⟨
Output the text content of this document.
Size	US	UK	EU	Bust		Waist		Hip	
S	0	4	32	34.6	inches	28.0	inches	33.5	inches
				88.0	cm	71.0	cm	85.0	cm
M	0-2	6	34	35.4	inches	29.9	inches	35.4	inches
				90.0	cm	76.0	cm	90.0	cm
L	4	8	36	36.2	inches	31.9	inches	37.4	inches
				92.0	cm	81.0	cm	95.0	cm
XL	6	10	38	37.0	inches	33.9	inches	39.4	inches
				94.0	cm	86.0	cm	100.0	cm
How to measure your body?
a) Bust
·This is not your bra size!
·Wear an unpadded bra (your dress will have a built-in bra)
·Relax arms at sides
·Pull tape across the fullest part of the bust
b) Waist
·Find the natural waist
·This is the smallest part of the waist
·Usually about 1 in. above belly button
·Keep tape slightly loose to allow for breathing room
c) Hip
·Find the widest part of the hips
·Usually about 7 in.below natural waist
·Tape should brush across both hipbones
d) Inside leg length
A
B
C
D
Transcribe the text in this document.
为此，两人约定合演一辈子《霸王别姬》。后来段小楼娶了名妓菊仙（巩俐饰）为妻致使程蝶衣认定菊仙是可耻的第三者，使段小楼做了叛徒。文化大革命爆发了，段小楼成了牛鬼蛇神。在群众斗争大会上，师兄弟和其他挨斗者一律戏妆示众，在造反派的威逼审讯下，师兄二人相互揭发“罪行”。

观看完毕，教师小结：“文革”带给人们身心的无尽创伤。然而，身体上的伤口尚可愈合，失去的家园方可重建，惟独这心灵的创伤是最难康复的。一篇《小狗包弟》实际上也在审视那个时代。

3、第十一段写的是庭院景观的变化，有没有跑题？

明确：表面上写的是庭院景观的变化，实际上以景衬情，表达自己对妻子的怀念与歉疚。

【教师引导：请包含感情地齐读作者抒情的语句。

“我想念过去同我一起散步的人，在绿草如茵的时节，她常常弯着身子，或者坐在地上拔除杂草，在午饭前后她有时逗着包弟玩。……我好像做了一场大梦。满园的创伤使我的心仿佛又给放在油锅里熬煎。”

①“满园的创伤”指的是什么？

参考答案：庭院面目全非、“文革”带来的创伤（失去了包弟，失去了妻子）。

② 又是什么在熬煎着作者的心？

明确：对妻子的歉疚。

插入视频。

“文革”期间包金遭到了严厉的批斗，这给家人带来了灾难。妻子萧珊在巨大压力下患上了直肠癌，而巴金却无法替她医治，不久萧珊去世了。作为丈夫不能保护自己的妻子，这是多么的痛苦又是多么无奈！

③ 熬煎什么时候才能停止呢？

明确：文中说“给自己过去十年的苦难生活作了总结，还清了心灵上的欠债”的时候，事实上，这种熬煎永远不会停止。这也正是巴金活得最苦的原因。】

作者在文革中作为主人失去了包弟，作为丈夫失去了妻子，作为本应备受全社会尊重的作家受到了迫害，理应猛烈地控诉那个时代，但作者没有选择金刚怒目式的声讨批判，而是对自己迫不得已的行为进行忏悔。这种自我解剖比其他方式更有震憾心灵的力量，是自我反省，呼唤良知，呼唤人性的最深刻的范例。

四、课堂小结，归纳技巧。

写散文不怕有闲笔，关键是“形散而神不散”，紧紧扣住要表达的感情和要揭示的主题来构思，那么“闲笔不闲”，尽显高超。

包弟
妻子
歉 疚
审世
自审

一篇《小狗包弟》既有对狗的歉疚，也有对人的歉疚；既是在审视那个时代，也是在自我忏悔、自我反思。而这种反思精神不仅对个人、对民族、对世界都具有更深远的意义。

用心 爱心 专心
⟩
### TASK REQUIREMENTS
Say how many lines of the data include the string "Usually". Nothing other than the number should be given.

### FINISHED EXERCISE
2